▶ What you have to do
Reproduce all entries word for word.

+++ Data for processing

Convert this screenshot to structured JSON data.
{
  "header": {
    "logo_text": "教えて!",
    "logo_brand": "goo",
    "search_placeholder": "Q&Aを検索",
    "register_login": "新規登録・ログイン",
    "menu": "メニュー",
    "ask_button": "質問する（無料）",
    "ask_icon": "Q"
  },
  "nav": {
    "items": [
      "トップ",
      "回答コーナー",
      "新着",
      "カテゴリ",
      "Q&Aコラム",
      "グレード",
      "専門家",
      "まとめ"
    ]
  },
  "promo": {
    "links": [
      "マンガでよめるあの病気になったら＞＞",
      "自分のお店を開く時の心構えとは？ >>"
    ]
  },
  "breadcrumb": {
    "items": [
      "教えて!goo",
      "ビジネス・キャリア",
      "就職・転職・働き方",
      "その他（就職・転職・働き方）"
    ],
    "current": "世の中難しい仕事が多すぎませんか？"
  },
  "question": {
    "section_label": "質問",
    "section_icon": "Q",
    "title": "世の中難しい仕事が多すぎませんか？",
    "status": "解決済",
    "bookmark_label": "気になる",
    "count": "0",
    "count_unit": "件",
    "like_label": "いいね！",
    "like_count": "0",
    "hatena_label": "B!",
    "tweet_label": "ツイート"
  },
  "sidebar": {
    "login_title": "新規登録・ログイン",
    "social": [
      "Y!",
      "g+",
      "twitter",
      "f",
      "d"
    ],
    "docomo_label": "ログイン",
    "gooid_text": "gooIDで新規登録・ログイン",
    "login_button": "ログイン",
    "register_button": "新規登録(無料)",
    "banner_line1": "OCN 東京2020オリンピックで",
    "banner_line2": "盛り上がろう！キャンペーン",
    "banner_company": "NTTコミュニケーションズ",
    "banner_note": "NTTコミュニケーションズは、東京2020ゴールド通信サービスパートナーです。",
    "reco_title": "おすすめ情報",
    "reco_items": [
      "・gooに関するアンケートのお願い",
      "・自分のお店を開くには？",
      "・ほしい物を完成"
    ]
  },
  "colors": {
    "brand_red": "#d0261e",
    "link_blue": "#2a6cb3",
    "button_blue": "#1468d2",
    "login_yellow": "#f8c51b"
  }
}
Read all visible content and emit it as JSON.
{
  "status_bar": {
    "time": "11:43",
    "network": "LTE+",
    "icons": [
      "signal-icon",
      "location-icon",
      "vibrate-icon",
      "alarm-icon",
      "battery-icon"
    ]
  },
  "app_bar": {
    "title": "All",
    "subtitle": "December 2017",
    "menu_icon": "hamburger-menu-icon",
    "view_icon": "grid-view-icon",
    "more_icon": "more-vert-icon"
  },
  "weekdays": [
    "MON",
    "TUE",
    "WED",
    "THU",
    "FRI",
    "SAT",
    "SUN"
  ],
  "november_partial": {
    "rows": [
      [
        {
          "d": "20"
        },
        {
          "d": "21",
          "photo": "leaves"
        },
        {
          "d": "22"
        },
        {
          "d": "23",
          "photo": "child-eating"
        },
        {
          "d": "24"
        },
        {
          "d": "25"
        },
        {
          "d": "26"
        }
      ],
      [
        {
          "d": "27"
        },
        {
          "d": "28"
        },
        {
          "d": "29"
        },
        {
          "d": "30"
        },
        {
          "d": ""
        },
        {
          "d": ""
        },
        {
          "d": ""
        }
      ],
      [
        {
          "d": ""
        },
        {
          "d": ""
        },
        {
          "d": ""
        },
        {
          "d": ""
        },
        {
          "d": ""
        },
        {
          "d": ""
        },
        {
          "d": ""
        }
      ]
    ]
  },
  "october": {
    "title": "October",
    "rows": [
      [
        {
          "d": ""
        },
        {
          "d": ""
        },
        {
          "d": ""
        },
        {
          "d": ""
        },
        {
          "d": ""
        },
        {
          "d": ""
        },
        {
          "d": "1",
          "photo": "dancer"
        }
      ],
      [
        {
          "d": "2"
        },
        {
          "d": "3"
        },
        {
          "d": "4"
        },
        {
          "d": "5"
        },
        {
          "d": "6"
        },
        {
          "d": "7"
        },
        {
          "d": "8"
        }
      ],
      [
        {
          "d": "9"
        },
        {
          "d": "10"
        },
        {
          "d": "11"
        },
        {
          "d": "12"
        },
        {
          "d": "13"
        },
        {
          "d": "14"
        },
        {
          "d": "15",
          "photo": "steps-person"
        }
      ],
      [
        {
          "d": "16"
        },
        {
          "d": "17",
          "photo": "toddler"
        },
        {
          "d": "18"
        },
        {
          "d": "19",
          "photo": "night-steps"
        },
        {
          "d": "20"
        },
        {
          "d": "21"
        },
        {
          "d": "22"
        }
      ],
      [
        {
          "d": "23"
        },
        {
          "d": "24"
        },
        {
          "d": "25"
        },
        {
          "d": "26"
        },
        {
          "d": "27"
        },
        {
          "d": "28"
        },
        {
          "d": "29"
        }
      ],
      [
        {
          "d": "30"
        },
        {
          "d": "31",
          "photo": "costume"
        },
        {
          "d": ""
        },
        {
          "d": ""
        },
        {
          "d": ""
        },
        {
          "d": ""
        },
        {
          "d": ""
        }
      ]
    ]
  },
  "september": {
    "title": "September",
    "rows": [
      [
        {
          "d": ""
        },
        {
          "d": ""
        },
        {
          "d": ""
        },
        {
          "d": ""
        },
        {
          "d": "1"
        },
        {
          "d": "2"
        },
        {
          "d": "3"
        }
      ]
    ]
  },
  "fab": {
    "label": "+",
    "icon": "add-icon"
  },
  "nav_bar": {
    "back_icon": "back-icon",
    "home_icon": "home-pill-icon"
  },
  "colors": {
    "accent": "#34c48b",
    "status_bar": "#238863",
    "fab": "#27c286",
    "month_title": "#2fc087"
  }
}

++++++

▶ Result of this exercise
Convert this screenshot to structured JSON data.
{
  "header": {
    "logo_text": "教えて!",
    "logo_brand": "goo",
    "search_placeholder": "Q&Aを検索",
    "register_login": "新規登録・ログイン",
    "menu": "メニュー",
    "ask_button": "質問する（無料）",
    "ask_icon": "Q"
  },
  "nav": {
    "items": [
      "トップ",
      "回答コーナー",
      "新着",
      "カテゴリ",
      "Q&Aコラム",
      "グレード",
      "専門家",
      "まとめ"
    ]
  },
  "promo": {
    "links": [
      "マンガでよめるあの病気になったら＞＞",
      "自分のお店を開く時の心構えとは？ >>"
    ]
  },
  "breadcrumb": {
    "items": [
      "教えて!goo",
      "ビジネス・キャリア",
      "就職・転職・働き方",
      "その他（就職・転職・働き方）"
    ],
    "current": "世の中難しい仕事が多すぎませんか？"
  },
  "question": {
    "section_label": "質問",
    "section_icon": "Q",
    "title": "世の中難しい仕事が多すぎませんか？",
    "status": "解決済",
    "bookmark_label": "気になる",
    "count": "0",
    "count_unit": "件",
    "like_label": "いいね！",
    "like_count": "0",
    "hatena_label": "B!",
    "tweet_label": "ツイート"
  },
  "sidebar": {
    "login_title": "新規登録・ログイン",
    "social": [
      "Y!",
      "g+",
      "twitter",
      "f",
      "d"
    ],
    "docomo_label": "ログイン",
    "gooid_text": "gooIDで新規登録・ログイン",
    "login_button": "ログイン",
    "register_button": "新規登録(無料)",
    "banner_line1": "OCN 東京2020オリンピックで",
    "banner_line2": "盛り上がろう！キャンペーン",
    "banner_company": "NTTコミュニケーションズ",
    "banner_note": "NTTコミュニケーションズは、東京2020ゴールド通信サービスパートナーです。",
    "reco_title": "おすすめ情報",
    "reco_items": [
      "・gooに関するアンケートのお願い",
      "・自分のお店を開くには？",
      "・ほしい物を完成"
    ]
  },
  "colors": {
    "brand_red": "#d0261e",
    "link_blue": "#2a6cb3",
    "button_blue": "#1468d2",
    "login_yellow": "#f8c51b"
  }
}
Read all visible content and emit it as JSON.
{
  "status_bar": {
    "time": "11:43",
    "network": "LTE+",
    "icons": [
      "signal-icon",
      "location-icon",
      "vibrate-icon",
      "alarm-icon",
      "battery-icon"
    ]
  },
  "app_bar": {
    "title": "All",
    "subtitle": "December 2017",
    "menu_icon": "hamburger-menu-icon",
    "view_icon": "grid-view-icon",
    "more_icon": "more-vert-icon"
  },
  "weekdays": [
    "MON",
    "TUE",
    "WED",
    "THU",
    "FRI",
    "SAT",
    "SUN"
  ],
  "november_partial": {
    "rows": [
      [
        {
          "d": "20"
        },
        {
          "d": "21",
          "photo": "leaves"
        },
        {
          "d": "22"
        },
        {
          "d": "23",
          "photo": "child-eating"
        },
        {
          "d": "24"
        },
        {
          "d": "25"
        },
        {
          "d": "26"
        }
      ],
      [
        {
          "d": "27"
        },
        {
          "d": "28"
        },
        {
          "d": "29"
        },
        {
          "d": "30"
        },
        {
          "d": ""
        },
        {
          "d": ""
        },
        {
          "d": ""
        }
      ],
      [
        {
          "d": ""
        },
        {
          "d": ""
        },
        {
          "d": ""
        },
        {
          "d": ""
        },
        {
          "d": ""
        },
        {
          "d": ""
        },
        {
          "d": ""
        }
      ]
    ]
  },
  "october": {
    "title": "October",
    "rows": [
      [
        {
          "d": ""
        },
        {
          "d": ""
        },
        {
          "d": ""
        },
        {
          "d": ""
        },
        {
          "d": ""
        },
        {
          "d": ""
        },
        {
          "d": "1",
          "photo": "dancer"
        }
      ],
      [
        {
          "d": "2"
        },
        {
          "d": "3"
        },
        {
          "d": "4"
        },
        {
          "d": "5"
        },
        {
          "d": "6"
        },
        {
          "d": "7"
        },
        {
          "d": "8"
        }
      ],
      [
        {
          "d": "9"
        },
        {
          "d": "10"
        },
        {
          "d": "11"
        },
        {
          "d": "12"
        },
        {
          "d": "13"
        },
        {
          "d": "14"
        },
        {
          "d": "15",
          "photo": "steps-person"
        }
      ],
      [
        {
          "d": "16"
        },
        {
          "d": "17",
          "photo": "toddler"
        },
        {
          "d": "18"
        },
        {
          "d": "19",
          "photo": "night-steps"
        },
        {
          "d": "20"
        },
        {
          "d": "21"
        },
        {
          "d": "22"
        }
      ],
      [
        {
          "d": "23"
        },
        {
          "d": "24"
        },
        {
          "d": "25"
        },
        {
          "d": "26"
        },
        {
          "d": "27"
        },
        {
          "d": "28"
        },
        {
          "d": "29"
        }
      ],
      [
        {
          "d": "30"
        },
        {
          "d": "31",
          "photo": "costume"
        },
        {
          "d": ""
        },
        {
          "d": ""
        },
        {
          "d": ""
        },
        {
          "d": ""
        },
        {
          "d": ""
        }
      ]
    ]
  },
  "september": {
    "title": "September",
    "rows": [
      [
        {
          "d": ""
        },
        {
          "d": ""
        },
        {
          "d": ""
        },
        {
          "d": ""
        },
        {
          "d": "1"
        },
        {
          "d": "2"
        },
        {
          "d": "3"
        }
      ]
    ]
  },
  "fab": {
    "label": "+",
    "icon": "add-icon"
  },
  "nav_bar": {
    "back_icon": "back-icon",
    "home_icon": "home-pill-icon"
  },
  "colors": {
    "accent": "#34c48b",
    "status_bar": "#238863",
    "fab": "#27c286",
    "month_title": "#2fc087"
  }
}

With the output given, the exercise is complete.